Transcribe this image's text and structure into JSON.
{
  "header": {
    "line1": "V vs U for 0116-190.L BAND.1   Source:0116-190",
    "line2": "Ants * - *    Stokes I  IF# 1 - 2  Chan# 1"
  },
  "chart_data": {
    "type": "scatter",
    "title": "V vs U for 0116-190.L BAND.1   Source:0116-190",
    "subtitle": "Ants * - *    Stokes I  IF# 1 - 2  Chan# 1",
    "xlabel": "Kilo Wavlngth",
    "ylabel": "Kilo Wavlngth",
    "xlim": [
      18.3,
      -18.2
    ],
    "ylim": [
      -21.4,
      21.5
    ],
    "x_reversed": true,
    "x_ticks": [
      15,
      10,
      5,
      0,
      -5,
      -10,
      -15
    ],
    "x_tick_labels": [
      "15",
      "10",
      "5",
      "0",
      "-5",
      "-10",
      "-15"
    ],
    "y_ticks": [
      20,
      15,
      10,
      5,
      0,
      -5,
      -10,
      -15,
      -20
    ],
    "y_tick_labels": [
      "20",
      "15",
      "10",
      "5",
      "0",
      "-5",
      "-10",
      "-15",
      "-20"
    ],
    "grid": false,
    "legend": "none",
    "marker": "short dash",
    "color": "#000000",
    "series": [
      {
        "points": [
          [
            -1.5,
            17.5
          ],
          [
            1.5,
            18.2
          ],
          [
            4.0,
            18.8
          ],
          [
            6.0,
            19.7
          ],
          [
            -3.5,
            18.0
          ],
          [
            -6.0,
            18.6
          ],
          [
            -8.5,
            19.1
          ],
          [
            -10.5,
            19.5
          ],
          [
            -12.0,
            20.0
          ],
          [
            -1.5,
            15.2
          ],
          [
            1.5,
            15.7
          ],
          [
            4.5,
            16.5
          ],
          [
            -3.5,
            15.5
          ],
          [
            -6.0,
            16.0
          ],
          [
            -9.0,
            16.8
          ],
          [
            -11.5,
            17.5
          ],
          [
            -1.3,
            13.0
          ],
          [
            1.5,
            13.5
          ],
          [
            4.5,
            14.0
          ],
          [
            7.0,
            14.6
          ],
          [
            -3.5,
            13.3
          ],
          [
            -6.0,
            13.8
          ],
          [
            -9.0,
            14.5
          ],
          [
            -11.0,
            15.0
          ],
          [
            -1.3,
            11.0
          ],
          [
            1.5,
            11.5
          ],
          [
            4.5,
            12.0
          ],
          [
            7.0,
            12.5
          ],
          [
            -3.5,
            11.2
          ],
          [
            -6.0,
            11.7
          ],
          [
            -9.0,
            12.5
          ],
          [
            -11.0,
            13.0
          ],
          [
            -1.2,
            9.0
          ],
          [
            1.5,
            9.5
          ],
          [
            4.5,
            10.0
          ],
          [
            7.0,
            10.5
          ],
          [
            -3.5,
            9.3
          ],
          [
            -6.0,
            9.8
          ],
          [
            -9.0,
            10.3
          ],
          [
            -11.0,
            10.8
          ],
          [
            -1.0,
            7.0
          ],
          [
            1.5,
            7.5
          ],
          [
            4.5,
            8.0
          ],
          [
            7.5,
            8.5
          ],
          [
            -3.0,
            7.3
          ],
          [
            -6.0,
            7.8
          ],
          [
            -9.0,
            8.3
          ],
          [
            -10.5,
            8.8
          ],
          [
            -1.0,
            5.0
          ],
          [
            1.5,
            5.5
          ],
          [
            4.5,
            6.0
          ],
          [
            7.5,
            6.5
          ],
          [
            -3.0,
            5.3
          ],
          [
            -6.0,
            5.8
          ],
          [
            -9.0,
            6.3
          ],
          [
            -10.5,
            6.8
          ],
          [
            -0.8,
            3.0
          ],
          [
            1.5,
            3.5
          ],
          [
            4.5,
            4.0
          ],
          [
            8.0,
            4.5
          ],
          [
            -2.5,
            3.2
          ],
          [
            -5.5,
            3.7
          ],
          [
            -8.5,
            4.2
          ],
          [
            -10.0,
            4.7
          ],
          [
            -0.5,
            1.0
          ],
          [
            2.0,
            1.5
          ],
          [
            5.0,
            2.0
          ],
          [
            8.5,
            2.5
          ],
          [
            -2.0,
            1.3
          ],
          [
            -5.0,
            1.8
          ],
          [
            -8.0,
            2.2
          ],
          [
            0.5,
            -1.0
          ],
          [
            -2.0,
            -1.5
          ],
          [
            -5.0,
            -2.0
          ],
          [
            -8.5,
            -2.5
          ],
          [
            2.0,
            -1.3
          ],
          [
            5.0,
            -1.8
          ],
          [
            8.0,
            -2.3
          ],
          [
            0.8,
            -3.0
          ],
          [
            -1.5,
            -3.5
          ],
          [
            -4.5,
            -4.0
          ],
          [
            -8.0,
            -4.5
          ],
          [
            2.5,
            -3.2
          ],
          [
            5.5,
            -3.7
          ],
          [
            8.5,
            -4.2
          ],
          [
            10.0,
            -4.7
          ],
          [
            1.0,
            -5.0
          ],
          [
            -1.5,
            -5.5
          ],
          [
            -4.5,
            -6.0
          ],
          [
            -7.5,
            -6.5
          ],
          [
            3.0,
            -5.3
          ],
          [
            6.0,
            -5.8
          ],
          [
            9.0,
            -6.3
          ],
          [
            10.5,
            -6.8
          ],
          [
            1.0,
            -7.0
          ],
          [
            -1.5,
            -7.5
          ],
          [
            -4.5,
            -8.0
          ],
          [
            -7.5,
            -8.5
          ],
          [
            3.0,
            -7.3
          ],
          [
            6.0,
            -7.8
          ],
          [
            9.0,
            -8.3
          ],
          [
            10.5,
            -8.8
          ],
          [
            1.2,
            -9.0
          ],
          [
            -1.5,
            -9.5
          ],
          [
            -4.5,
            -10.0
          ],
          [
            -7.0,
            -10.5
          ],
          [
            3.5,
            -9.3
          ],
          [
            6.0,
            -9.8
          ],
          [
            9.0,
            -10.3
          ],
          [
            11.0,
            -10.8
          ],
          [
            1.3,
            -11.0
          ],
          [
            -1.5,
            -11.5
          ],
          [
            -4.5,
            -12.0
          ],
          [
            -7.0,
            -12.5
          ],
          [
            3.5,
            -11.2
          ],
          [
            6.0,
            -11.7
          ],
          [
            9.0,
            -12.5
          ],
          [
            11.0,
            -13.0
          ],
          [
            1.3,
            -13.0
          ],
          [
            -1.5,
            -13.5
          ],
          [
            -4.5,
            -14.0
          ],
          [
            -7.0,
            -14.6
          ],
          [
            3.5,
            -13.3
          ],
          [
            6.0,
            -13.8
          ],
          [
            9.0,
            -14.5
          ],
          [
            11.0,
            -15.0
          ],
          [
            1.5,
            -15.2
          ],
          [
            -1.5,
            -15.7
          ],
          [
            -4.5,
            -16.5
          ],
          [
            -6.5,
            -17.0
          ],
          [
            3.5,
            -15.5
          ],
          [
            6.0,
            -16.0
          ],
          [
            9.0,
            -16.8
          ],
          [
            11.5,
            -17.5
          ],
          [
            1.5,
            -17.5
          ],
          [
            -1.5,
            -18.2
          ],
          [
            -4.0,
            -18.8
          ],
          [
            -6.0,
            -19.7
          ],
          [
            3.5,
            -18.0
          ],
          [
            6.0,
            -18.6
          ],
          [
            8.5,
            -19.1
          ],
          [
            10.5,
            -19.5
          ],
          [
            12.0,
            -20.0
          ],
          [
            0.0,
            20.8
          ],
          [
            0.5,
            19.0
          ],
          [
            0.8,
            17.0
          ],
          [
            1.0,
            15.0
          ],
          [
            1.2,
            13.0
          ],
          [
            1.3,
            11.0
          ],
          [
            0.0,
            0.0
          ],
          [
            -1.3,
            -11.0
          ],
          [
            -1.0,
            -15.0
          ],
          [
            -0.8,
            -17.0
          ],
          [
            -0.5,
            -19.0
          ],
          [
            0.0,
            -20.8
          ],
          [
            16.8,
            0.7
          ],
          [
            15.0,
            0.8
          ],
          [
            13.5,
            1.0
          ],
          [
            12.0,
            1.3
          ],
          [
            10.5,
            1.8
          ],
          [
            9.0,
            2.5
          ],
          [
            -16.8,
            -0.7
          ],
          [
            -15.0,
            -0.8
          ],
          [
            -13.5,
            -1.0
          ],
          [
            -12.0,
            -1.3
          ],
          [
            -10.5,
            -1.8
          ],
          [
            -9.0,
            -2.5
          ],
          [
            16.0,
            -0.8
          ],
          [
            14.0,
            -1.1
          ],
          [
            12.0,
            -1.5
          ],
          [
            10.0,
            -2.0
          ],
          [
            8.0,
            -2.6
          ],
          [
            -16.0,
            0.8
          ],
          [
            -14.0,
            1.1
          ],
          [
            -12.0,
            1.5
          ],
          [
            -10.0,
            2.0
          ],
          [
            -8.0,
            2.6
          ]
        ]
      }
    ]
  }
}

----

**WHAT THE TASK REQUIRES:**
Pull every line containing the word "Wavlngth" out of the material.

**SOLUTION TO THIS EXERCISE:**
    "xlabel": "Kilo Wavlngth",
    "ylabel": "Kilo Wavlngth",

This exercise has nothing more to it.